● Stated exercise
Pictures should be excluded; otherwise, copy every entry exactly.
==== Records shown ====
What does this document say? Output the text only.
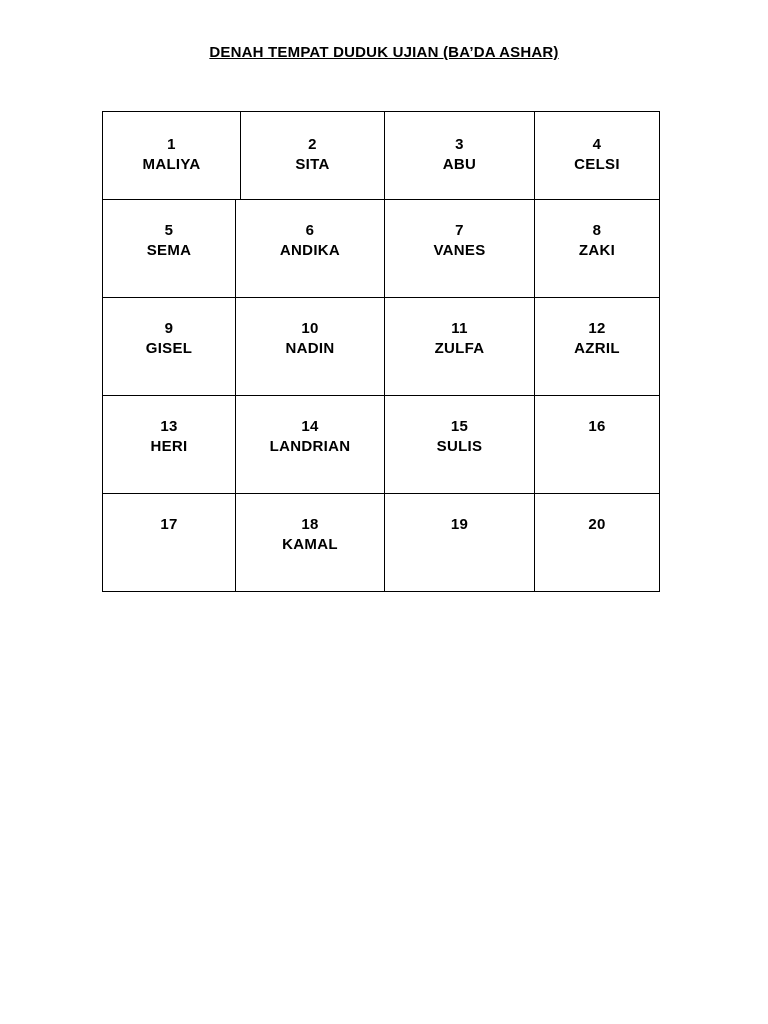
DENAH TEMPAT DUDUK UJIAN (BA’DA ASHAR)
1
MALIYA
2
SITA
3
ABU
4
CELSI
5
SEMA
6
ANDIKA
7
VANES
8
ZAKI
9
GISEL
10
NADIN
11
ZULFA
12
AZRIL
13
HERI
14
LANDRIAN
15
SULIS
16
17	18
KAMAL
19	20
====
● Result below
What does this document say? Output the text only.
DENAH TEMPAT DUDUK UJIAN (BA’DA ASHAR)
1
MALIYA
2
SITA
3
ABU
4
CELSI
5
SEMA
6
ANDIKA
7
VANES
8
ZAKI
9
GISEL
10
NADIN
11
ZULFA
12
AZRIL
13
HERI
14
LANDRIAN
15
SULIS
16
17	18
KAMAL
19	20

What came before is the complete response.